*Exercise task*
Collect all lines from the records below that include the word "JSON".

>> Begin Excerpted data

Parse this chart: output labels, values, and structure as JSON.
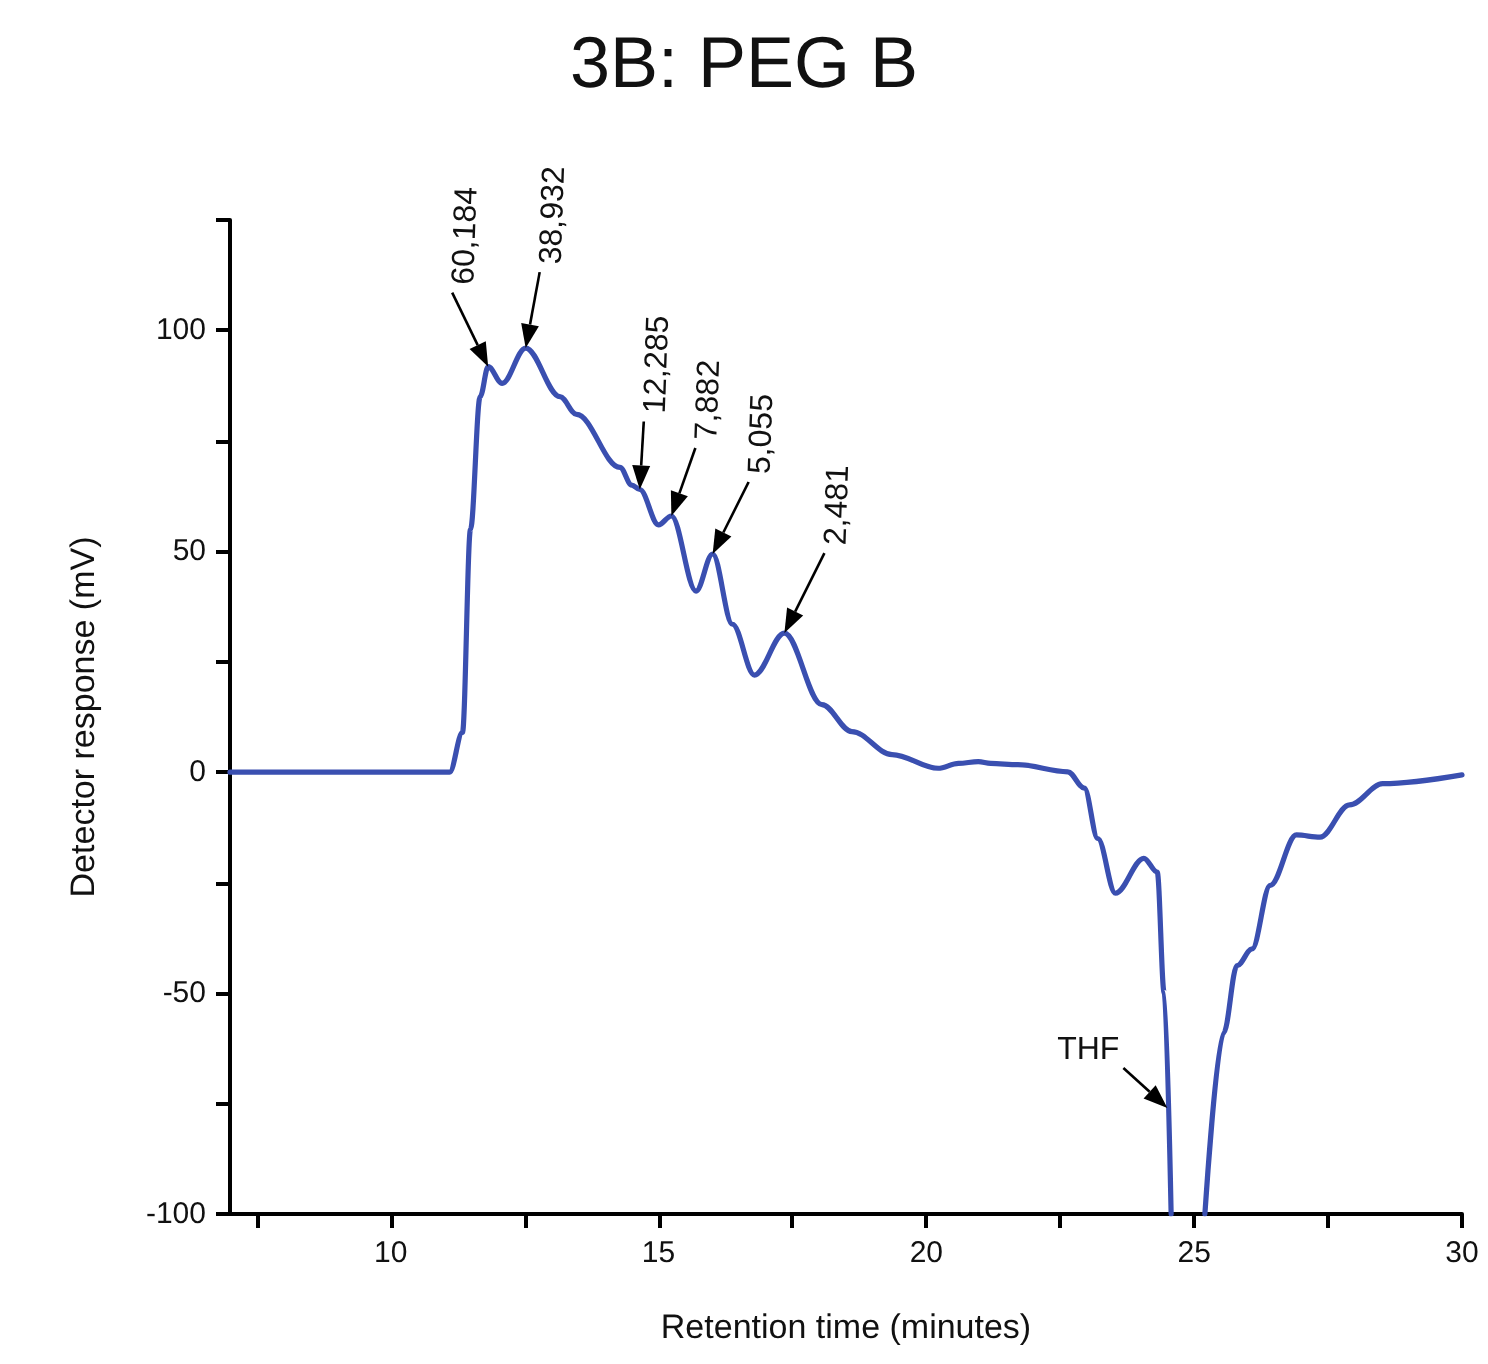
{
  "chart_data": {
    "type": "line",
    "title": "3B: PEG B",
    "xlabel": "Retention time (minutes)",
    "ylabel": "Detector response (mV)",
    "xlim": [
      7,
      30
    ],
    "xticks": [
      {
        "value": 7.5,
        "label": null
      },
      10,
      {
        "value": 12.5,
        "label": null
      },
      15,
      {
        "value": 17.5,
        "label": null
      },
      20,
      {
        "value": 22.5,
        "label": null
      },
      25,
      {
        "value": 27.5,
        "label": null
      },
      30
    ],
    "ylim": [
      -100,
      125
    ],
    "yticks": [
      -100,
      {
        "value": -75,
        "label": null
      },
      -50,
      {
        "value": -25,
        "label": null
      },
      0,
      {
        "value": 25,
        "label": null
      },
      50,
      {
        "value": 75,
        "label": null
      },
      100,
      {
        "value": 125,
        "label": null
      }
    ],
    "grid": false,
    "series": [
      {
        "color": "#3a4fb0",
        "x": [
          7,
          11.1,
          11.34,
          11.49,
          11.67,
          11.82,
          12.08,
          12.52,
          13.16,
          13.47,
          14.28,
          14.5,
          14.65,
          15.0,
          15.24,
          15.7,
          16.01,
          16.38,
          16.79,
          17.35,
          18.05,
          18.61,
          19.36,
          20.22,
          20.6,
          20.97,
          21.2,
          21.71,
          22.64,
          22.95,
          23.2,
          23.53,
          24.06,
          24.31,
          24.44,
          24.57,
          24.9,
          25.2,
          25.55,
          25.8,
          26.08,
          26.42,
          26.91,
          27.35,
          27.9,
          28.52,
          30
        ],
        "values": [
          0,
          0,
          9,
          55,
          85,
          91.8,
          88,
          96,
          85,
          81,
          69,
          65,
          64,
          56,
          58,
          41,
          49.4,
          33.5,
          22,
          31.5,
          15.3,
          9.2,
          4,
          0.9,
          2,
          2.4,
          2,
          1.7,
          0.1,
          -3.6,
          -15,
          -27.4,
          -19.5,
          -22.6,
          -49.9,
          -100,
          null,
          -100,
          -59,
          -43.8,
          -40,
          -25.6,
          -14.2,
          -14.7,
          -7.4,
          -2.6,
          -0.6
        ]
      }
    ],
    "annotations": [
      {
        "text": "60,184",
        "x": 11.82,
        "y": 91.8
      },
      {
        "text": "38,932",
        "x": 12.52,
        "y": 96
      },
      {
        "text": "12,285",
        "x": 14.65,
        "y": 64
      },
      {
        "text": "7,882",
        "x": 15.24,
        "y": 58
      },
      {
        "text": "5,055",
        "x": 16.01,
        "y": 49.4
      },
      {
        "text": "2,481",
        "x": 17.35,
        "y": 31.5
      },
      {
        "text": "THF",
        "x": 24.5,
        "y": -76
      }
    ]
  }
}
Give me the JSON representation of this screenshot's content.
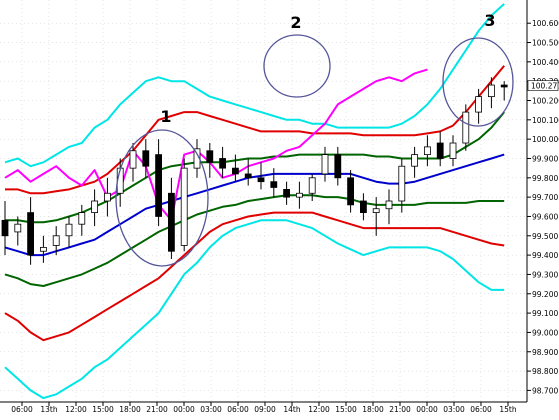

>> End Excerpted data

*Task answer*
Parse this chart: output labels, values, and structure as JSON.
Give me the JSON representation of this screenshot's content.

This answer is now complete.